* **What to do**
All the data must come back unchanged, except that pictures are left out.

━━━ Data shown

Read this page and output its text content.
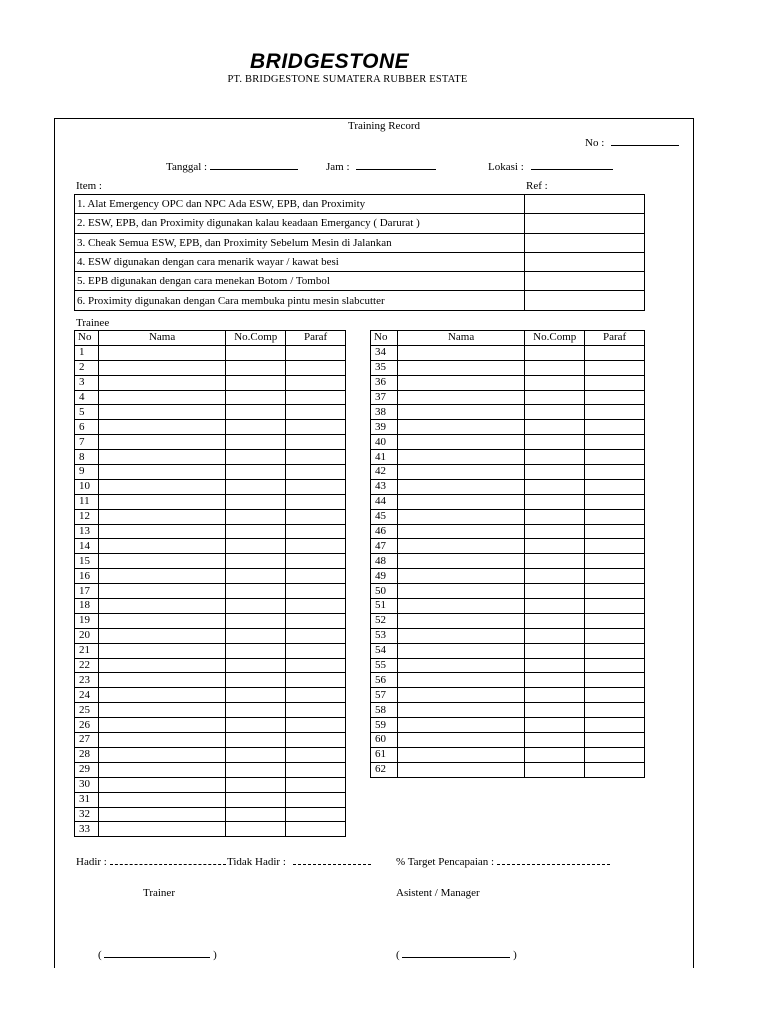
BRIDGESTONE
PT. BRIDGESTONE SUMATERA RUBBER ESTATE
Training Record
No :
Tanggal :	Jam :	Lokasi :
Item :	Ref :
1. Alat Emergency OPC dan NPC Ada ESW, EPB, dan Proximity	
2. ESW, EPB, dan Proximity digunakan kalau keadaan Emergancy ( Darurat )	
3. Cheak Semua ESW, EPB, dan Proximity Sebelum Mesin di Jalankan	
4. ESW digunakan dengan cara menarik wayar / kawat besi	
5. EPB digunakan dengan cara menekan Botom / Tombol	
6. Proximity digunakan dengan Cara membuka pintu mesin slabcutter	
Trainee
No	Nama	No.Comp	Paraf
1			
2			
3			
4			
5			
6			
7			
8			
9			
10			
11			
12			
13			
14			
15			
16			
17			
18			
19			
20			
21			
22			
23			
24			
25			
26			
27			
28			
29			
30			
31			
32			
33			
No	Nama	No.Comp	Paraf
34			
35			
36			
37			
38			
39			
40			
41			
42			
43			
44			
45			
46			
47			
48			
49			
50			
51			
52			
53			
54			
55			
56			
57			
58			
59			
60			
61			
62			
Hadir :	Tidak Hadir :	% Target Pencapaian :
Trainer	Asistent / Manager
(	)	(	)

━━━━━━

* **Exercise response**
Read this page and output its text content.
BRIDGESTONE
PT. BRIDGESTONE SUMATERA RUBBER ESTATE
Training Record
No :
Tanggal :	Jam :	Lokasi :
Item :	Ref :
1. Alat Emergency OPC dan NPC Ada ESW, EPB, dan Proximity	
2. ESW, EPB, dan Proximity digunakan kalau keadaan Emergancy ( Darurat )	
3. Cheak Semua ESW, EPB, dan Proximity Sebelum Mesin di Jalankan	
4. ESW digunakan dengan cara menarik wayar / kawat besi	
5. EPB digunakan dengan cara menekan Botom / Tombol	
6. Proximity digunakan dengan Cara membuka pintu mesin slabcutter	
Trainee
No	Nama	No.Comp	Paraf
1			
2			
3			
4			
5			
6			
7			
8			
9			
10			
11			
12			
13			
14			
15			
16			
17			
18			
19			
20			
21			
22			
23			
24			
25			
26			
27			
28			
29			
30			
31			
32			
33			
No	Nama	No.Comp	Paraf
34			
35			
36			
37			
38			
39			
40			
41			
42			
43			
44			
45			
46			
47			
48			
49			
50			
51			
52			
53			
54			
55			
56			
57			
58			
59			
60			
61			
62			
Hadir :	Tidak Hadir :	% Target Pencapaian :
Trainer	Asistent / Manager
(	)	(	)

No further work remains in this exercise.